* [Provided data]
╭──
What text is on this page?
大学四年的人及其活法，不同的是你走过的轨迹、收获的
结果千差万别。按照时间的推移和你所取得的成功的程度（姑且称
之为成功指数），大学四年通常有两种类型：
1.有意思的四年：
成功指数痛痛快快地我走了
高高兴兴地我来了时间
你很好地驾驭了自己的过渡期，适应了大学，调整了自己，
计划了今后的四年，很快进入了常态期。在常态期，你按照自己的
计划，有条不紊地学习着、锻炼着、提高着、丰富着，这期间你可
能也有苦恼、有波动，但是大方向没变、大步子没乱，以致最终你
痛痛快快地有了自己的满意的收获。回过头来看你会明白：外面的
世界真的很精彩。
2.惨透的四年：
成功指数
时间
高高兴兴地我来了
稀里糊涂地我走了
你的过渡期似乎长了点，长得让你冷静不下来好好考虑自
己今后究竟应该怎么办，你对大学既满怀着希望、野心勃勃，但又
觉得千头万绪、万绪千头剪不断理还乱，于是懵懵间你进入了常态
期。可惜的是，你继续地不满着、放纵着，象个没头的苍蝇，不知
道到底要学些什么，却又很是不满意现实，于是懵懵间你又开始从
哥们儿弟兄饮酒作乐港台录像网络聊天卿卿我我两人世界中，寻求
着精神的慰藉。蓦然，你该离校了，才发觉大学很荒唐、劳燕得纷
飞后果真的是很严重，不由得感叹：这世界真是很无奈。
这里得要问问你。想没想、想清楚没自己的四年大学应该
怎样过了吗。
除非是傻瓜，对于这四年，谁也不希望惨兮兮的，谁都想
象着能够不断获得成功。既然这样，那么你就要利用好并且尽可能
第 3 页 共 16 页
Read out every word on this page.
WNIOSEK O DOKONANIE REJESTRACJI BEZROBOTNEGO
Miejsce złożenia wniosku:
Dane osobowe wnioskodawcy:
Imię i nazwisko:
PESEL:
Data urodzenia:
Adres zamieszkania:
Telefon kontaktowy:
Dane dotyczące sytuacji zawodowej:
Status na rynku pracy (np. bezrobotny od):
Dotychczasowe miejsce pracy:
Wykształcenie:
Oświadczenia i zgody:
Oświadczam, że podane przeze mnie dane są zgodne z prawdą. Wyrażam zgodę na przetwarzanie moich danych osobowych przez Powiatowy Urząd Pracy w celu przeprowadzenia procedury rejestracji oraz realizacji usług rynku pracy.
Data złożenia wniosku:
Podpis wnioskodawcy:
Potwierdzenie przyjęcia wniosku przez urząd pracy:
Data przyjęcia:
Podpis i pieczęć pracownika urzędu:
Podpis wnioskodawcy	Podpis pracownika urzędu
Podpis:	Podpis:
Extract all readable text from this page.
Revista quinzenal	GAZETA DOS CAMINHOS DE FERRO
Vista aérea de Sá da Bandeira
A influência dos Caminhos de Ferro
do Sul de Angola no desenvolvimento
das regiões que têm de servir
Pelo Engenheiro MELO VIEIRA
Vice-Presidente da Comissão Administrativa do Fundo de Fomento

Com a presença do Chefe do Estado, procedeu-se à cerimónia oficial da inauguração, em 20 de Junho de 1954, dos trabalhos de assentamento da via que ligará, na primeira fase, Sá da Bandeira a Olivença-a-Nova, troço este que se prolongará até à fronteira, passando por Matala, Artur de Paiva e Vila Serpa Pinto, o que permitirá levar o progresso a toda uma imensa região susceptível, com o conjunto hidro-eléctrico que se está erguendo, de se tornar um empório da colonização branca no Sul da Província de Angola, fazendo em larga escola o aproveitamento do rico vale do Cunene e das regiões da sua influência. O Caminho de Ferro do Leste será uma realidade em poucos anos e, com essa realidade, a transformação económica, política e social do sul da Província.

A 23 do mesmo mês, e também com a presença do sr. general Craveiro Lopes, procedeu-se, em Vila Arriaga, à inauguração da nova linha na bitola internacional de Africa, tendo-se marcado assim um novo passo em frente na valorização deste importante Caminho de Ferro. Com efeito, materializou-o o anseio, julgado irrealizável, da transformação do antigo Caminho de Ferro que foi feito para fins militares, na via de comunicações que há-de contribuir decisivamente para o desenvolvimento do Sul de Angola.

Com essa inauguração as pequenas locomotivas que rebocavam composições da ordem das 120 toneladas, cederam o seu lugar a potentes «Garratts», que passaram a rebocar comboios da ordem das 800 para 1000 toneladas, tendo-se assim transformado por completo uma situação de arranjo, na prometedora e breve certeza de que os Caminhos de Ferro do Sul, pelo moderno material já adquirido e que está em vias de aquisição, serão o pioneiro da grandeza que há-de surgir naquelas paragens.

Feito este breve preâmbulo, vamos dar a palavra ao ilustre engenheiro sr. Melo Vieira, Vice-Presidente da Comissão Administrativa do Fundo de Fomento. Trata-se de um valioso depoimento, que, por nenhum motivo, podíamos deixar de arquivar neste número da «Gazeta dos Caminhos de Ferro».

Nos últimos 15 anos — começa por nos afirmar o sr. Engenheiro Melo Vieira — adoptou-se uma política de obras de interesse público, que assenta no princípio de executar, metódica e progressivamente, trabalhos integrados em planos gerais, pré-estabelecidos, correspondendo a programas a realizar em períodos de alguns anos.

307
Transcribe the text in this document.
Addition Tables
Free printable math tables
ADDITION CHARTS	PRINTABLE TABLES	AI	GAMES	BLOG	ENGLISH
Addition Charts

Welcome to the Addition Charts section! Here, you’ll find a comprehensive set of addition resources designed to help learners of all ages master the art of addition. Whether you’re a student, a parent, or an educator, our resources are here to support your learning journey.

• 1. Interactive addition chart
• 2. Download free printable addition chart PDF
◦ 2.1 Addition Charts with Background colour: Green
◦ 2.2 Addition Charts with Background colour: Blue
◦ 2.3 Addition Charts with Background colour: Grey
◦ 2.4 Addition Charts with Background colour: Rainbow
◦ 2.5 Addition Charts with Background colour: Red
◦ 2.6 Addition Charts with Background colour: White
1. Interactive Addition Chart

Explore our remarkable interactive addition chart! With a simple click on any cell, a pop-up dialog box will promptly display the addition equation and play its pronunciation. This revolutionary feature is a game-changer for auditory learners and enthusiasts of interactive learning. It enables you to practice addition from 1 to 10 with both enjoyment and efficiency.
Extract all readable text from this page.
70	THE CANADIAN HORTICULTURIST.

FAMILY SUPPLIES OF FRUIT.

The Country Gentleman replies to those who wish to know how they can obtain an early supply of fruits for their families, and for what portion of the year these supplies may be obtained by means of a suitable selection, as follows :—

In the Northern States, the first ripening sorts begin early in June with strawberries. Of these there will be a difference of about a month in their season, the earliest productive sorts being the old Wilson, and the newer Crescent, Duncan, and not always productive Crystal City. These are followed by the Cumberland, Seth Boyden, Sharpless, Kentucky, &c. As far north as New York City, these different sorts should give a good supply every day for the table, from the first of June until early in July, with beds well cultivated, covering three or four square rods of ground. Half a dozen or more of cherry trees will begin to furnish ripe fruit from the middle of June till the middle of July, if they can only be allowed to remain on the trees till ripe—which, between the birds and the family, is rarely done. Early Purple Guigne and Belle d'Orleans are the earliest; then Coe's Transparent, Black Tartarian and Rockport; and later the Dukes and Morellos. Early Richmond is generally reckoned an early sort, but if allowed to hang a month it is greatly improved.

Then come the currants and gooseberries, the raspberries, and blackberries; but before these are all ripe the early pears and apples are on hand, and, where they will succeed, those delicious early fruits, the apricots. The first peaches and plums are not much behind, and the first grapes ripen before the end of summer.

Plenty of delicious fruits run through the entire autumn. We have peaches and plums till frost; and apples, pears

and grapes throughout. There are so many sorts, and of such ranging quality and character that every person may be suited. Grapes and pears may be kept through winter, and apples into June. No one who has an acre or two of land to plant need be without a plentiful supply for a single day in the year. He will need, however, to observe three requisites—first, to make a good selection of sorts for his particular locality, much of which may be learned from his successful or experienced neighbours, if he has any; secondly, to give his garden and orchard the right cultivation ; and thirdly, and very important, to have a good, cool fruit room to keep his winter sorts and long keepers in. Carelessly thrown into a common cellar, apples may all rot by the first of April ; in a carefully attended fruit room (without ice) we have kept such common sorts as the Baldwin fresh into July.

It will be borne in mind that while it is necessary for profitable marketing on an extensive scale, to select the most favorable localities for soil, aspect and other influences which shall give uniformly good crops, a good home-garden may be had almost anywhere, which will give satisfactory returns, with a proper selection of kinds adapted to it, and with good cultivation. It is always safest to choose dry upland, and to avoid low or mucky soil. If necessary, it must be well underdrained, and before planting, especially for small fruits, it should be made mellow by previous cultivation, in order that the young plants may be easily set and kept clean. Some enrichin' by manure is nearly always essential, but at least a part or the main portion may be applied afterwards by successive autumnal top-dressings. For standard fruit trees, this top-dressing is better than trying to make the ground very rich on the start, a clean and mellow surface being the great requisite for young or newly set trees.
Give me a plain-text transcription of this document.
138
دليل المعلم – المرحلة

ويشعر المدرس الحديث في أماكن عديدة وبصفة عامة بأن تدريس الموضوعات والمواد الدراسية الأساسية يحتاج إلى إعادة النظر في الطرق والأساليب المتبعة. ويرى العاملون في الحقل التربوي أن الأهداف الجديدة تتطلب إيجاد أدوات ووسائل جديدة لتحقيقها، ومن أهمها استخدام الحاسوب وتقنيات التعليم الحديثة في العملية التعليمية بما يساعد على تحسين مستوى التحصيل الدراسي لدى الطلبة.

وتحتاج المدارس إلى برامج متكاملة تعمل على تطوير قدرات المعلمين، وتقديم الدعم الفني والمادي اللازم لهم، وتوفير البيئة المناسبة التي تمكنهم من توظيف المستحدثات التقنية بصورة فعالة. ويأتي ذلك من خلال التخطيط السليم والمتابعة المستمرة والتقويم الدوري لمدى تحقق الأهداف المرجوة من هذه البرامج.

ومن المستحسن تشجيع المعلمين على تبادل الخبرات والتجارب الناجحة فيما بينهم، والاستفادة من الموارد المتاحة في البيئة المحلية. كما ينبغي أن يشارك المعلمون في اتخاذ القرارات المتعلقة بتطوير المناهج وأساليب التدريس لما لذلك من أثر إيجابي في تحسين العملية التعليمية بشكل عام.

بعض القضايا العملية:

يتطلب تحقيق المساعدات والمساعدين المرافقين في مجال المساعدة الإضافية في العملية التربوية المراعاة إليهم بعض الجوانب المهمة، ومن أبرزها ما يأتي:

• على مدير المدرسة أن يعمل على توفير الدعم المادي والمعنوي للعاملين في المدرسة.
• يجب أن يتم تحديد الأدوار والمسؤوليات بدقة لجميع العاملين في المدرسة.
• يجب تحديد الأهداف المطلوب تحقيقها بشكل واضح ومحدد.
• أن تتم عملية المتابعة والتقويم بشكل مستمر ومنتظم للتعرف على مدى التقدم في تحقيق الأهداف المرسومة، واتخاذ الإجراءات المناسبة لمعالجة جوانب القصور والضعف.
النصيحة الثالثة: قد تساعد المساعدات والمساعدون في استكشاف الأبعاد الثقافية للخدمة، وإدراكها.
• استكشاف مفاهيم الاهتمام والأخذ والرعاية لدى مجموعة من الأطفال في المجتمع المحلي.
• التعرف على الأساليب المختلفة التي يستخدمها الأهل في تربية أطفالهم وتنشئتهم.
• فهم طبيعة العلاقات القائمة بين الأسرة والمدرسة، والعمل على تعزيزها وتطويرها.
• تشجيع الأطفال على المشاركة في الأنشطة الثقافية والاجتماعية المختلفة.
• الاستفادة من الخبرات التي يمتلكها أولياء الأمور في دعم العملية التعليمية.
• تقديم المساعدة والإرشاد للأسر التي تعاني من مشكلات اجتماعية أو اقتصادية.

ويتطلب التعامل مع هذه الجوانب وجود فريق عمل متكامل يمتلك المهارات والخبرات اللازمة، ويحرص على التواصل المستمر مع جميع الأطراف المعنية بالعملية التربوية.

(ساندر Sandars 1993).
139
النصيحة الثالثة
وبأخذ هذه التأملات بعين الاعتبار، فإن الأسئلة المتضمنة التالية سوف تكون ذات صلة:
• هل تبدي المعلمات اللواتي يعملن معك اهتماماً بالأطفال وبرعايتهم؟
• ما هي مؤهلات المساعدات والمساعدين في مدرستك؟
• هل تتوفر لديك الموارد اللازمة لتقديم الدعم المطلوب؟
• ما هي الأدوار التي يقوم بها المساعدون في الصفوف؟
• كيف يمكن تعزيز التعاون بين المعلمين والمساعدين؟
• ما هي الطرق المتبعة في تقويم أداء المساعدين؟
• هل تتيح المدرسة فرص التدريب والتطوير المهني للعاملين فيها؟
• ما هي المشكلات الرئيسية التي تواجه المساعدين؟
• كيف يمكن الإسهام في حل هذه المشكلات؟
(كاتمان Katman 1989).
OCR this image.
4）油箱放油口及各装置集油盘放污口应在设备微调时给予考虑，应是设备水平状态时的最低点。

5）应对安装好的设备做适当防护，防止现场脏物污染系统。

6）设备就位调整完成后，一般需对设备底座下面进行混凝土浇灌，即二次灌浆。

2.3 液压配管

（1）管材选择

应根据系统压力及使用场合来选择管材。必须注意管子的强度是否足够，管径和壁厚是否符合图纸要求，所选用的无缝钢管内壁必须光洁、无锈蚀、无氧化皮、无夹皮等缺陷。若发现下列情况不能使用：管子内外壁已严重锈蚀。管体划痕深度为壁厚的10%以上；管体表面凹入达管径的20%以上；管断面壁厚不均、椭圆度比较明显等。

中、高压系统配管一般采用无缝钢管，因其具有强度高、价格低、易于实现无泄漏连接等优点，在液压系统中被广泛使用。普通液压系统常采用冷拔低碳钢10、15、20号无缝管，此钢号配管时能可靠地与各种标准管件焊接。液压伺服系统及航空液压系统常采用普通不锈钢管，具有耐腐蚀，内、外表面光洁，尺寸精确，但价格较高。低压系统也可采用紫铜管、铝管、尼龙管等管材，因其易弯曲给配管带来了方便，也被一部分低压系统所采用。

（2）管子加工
╰──
Each line that holds the word "document" is to be copied.

* [Written answer]
Transcribe the text in this document.
Give me a plain-text transcription of this document.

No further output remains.